-- BEGIN Information shown --
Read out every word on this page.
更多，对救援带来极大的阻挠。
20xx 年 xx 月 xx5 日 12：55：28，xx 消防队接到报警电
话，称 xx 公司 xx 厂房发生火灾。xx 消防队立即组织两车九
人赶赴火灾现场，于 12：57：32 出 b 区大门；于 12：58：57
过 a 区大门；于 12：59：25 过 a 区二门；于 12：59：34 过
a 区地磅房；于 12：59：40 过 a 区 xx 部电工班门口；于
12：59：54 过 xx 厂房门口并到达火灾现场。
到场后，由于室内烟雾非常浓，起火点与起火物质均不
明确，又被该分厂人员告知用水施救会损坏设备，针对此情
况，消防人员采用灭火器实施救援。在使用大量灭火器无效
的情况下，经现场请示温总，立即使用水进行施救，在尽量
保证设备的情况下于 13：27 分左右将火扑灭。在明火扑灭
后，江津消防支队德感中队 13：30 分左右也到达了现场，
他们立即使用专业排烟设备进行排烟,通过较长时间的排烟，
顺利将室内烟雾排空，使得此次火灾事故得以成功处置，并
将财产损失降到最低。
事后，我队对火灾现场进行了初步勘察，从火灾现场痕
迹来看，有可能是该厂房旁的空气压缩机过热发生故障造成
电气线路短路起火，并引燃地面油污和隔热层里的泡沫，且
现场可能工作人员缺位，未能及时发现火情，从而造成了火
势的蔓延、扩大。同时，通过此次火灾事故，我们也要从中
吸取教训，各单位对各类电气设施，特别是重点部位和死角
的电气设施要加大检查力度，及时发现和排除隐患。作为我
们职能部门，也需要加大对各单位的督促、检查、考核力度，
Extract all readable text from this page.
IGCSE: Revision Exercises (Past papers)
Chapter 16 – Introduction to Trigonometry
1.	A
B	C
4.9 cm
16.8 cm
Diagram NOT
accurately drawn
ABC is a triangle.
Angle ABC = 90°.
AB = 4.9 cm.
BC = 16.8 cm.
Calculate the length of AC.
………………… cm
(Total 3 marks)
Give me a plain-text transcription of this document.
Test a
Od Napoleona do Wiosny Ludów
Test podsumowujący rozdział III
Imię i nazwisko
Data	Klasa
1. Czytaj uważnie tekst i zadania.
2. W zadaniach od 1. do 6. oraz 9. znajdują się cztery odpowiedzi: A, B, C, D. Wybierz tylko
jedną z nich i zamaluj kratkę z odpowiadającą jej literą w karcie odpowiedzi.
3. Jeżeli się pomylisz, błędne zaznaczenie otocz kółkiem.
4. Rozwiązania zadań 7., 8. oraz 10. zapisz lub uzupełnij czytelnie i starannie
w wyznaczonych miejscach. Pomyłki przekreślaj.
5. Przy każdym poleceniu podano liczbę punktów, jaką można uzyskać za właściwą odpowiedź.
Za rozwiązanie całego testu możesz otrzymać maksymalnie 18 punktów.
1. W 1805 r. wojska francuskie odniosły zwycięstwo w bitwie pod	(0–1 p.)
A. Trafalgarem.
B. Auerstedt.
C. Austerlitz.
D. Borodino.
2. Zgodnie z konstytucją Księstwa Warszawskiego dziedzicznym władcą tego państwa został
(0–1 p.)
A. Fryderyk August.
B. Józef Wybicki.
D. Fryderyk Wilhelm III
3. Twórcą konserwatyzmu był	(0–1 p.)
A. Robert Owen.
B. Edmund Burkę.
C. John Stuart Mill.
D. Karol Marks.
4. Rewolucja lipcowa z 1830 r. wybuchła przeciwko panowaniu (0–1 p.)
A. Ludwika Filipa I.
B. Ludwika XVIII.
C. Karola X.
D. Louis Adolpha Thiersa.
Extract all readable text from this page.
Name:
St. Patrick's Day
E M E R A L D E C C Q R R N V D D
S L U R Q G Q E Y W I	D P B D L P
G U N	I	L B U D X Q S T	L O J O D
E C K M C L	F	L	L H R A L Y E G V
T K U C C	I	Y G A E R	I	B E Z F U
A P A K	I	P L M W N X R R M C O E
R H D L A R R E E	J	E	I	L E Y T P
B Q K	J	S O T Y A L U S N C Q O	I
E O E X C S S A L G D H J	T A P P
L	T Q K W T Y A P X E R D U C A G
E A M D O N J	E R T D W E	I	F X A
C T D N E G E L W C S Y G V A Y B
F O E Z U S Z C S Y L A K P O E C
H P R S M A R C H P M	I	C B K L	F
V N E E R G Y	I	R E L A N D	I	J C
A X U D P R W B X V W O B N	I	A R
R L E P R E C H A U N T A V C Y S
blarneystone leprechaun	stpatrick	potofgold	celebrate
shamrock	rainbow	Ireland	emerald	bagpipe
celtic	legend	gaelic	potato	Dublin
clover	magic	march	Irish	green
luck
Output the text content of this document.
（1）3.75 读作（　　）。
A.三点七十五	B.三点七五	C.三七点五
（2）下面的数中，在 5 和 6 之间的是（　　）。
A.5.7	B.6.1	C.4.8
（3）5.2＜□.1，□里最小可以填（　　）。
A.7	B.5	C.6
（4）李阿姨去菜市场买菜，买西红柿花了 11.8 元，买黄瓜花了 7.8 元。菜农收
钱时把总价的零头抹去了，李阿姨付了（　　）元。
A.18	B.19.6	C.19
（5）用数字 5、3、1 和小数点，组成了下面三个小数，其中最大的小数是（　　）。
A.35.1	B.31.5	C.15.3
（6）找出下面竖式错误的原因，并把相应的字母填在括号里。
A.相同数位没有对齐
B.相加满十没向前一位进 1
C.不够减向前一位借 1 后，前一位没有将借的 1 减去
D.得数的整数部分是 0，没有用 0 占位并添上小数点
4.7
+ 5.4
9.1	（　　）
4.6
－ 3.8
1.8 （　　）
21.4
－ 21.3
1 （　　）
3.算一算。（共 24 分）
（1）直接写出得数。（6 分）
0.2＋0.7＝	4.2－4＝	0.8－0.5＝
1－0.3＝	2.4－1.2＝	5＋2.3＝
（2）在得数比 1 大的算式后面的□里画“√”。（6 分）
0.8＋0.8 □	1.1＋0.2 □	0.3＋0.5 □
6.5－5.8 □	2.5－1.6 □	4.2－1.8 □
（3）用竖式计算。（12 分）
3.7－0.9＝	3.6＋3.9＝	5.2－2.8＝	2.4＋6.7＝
-- END Information shown --
* **Exercise aim**:
All lines holding the word "odpowiedzi" should be picked out and copied.

* **Task output**:
2. W zadaniach od 1. do 6. oraz 9. znajdują się cztery odpowiedzi: A, B, C, D. Wybierz tylko
jedną z nich i zamaluj kratkę z odpowiadającą jej literą w karcie odpowiedzi.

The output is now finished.